Task - Print out every line, exactly as written.

### Listing

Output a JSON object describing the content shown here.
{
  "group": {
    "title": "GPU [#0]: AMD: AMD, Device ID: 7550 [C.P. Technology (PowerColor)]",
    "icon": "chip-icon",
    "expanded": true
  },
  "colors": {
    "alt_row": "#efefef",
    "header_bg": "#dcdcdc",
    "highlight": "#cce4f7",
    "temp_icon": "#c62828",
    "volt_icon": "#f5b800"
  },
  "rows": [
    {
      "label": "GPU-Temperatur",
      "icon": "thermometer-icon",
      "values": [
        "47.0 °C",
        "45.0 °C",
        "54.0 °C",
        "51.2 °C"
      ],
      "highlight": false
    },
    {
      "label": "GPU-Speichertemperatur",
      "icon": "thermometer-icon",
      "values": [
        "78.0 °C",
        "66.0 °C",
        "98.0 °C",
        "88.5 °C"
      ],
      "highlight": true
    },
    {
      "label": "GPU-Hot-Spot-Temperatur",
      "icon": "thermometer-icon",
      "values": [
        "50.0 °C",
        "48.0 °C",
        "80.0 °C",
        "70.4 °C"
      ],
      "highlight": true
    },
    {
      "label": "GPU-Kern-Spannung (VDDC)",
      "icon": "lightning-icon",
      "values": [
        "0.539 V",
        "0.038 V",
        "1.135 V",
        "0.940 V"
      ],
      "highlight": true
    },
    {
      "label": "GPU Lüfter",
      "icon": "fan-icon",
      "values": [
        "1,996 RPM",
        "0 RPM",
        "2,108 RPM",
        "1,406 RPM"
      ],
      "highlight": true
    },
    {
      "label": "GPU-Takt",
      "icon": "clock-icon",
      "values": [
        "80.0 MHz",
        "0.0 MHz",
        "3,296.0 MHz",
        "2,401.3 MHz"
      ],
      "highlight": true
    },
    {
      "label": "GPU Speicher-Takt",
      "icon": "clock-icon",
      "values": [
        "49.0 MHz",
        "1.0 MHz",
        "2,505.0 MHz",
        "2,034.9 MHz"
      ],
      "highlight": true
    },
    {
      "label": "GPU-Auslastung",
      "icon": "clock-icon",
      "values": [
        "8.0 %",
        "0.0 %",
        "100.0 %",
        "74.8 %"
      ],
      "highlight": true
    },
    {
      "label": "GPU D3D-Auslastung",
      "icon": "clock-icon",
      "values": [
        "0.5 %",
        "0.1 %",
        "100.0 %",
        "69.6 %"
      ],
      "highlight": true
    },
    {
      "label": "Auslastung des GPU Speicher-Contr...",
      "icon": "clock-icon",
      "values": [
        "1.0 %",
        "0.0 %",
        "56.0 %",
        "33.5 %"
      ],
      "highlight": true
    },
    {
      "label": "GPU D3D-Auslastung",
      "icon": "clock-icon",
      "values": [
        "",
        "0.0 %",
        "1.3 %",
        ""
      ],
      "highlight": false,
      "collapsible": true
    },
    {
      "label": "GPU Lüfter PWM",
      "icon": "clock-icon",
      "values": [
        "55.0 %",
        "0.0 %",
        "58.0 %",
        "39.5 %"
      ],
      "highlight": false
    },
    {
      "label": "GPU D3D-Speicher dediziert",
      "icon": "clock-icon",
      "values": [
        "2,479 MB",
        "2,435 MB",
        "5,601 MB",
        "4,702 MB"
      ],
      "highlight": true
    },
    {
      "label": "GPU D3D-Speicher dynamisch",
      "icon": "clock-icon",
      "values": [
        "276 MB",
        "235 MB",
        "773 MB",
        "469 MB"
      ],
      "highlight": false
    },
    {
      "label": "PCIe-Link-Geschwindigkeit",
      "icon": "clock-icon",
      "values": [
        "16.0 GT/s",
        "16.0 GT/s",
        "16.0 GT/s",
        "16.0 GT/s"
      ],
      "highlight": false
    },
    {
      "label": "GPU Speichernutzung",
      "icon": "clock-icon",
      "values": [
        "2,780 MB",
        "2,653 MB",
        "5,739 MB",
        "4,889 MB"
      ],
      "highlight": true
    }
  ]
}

######

Output of the task -
Output a JSON object describing the content shown here.
{
  "group": {
    "title": "GPU [#0]: AMD: AMD, Device ID: 7550 [C.P. Technology (PowerColor)]",
    "icon": "chip-icon",
    "expanded": true
  },
  "colors": {
    "alt_row": "#efefef",
    "header_bg": "#dcdcdc",
    "highlight": "#cce4f7",
    "temp_icon": "#c62828",
    "volt_icon": "#f5b800"
  },
  "rows": [
    {
      "label": "GPU-Temperatur",
      "icon": "thermometer-icon",
      "values": [
        "47.0 °C",
        "45.0 °C",
        "54.0 °C",
        "51.2 °C"
      ],
      "highlight": false
    },
    {
      "label": "GPU-Speichertemperatur",
      "icon": "thermometer-icon",
      "values": [
        "78.0 °C",
        "66.0 °C",
        "98.0 °C",
        "88.5 °C"
      ],
      "highlight": true
    },
    {
      "label": "GPU-Hot-Spot-Temperatur",
      "icon": "thermometer-icon",
      "values": [
        "50.0 °C",
        "48.0 °C",
        "80.0 °C",
        "70.4 °C"
      ],
      "highlight": true
    },
    {
      "label": "GPU-Kern-Spannung (VDDC)",
      "icon": "lightning-icon",
      "values": [
        "0.539 V",
        "0.038 V",
        "1.135 V",
        "0.940 V"
      ],
      "highlight": true
    },
    {
      "label": "GPU Lüfter",
      "icon": "fan-icon",
      "values": [
        "1,996 RPM",
        "0 RPM",
        "2,108 RPM",
        "1,406 RPM"
      ],
      "highlight": true
    },
    {
      "label": "GPU-Takt",
      "icon": "clock-icon",
      "values": [
        "80.0 MHz",
        "0.0 MHz",
        "3,296.0 MHz",
        "2,401.3 MHz"
      ],
      "highlight": true
    },
    {
      "label": "GPU Speicher-Takt",
      "icon": "clock-icon",
      "values": [
        "49.0 MHz",
        "1.0 MHz",
        "2,505.0 MHz",
        "2,034.9 MHz"
      ],
      "highlight": true
    },
    {
      "label": "GPU-Auslastung",
      "icon": "clock-icon",
      "values": [
        "8.0 %",
        "0.0 %",
        "100.0 %",
        "74.8 %"
      ],
      "highlight": true
    },
    {
      "label": "GPU D3D-Auslastung",
      "icon": "clock-icon",
      "values": [
        "0.5 %",
        "0.1 %",
        "100.0 %",
        "69.6 %"
      ],
      "highlight": true
    },
    {
      "label": "Auslastung des GPU Speicher-Contr...",
      "icon": "clock-icon",
      "values": [
        "1.0 %",
        "0.0 %",
        "56.0 %",
        "33.5 %"
      ],
      "highlight": true
    },
    {
      "label": "GPU D3D-Auslastung",
      "icon": "clock-icon",
      "values": [
        "",
        "0.0 %",
        "1.3 %",
        ""
      ],
      "highlight": false,
      "collapsible": true
    },
    {
      "label": "GPU Lüfter PWM",
      "icon": "clock-icon",
      "values": [
        "55.0 %",
        "0.0 %",
        "58.0 %",
        "39.5 %"
      ],
      "highlight": false
    },
    {
      "label": "GPU D3D-Speicher dediziert",
      "icon": "clock-icon",
      "values": [
        "2,479 MB",
        "2,435 MB",
        "5,601 MB",
        "4,702 MB"
      ],
      "highlight": true
    },
    {
      "label": "GPU D3D-Speicher dynamisch",
      "icon": "clock-icon",
      "values": [
        "276 MB",
        "235 MB",
        "773 MB",
        "469 MB"
      ],
      "highlight": false
    },
    {
      "label": "PCIe-Link-Geschwindigkeit",
      "icon": "clock-icon",
      "values": [
        "16.0 GT/s",
        "16.0 GT/s",
        "16.0 GT/s",
        "16.0 GT/s"
      ],
      "highlight": false
    },
    {
      "label": "GPU Speichernutzung",
      "icon": "clock-icon",
      "values": [
        "2,780 MB",
        "2,653 MB",
        "5,739 MB",
        "4,889 MB"
      ],
      "highlight": true
    }
  ]
}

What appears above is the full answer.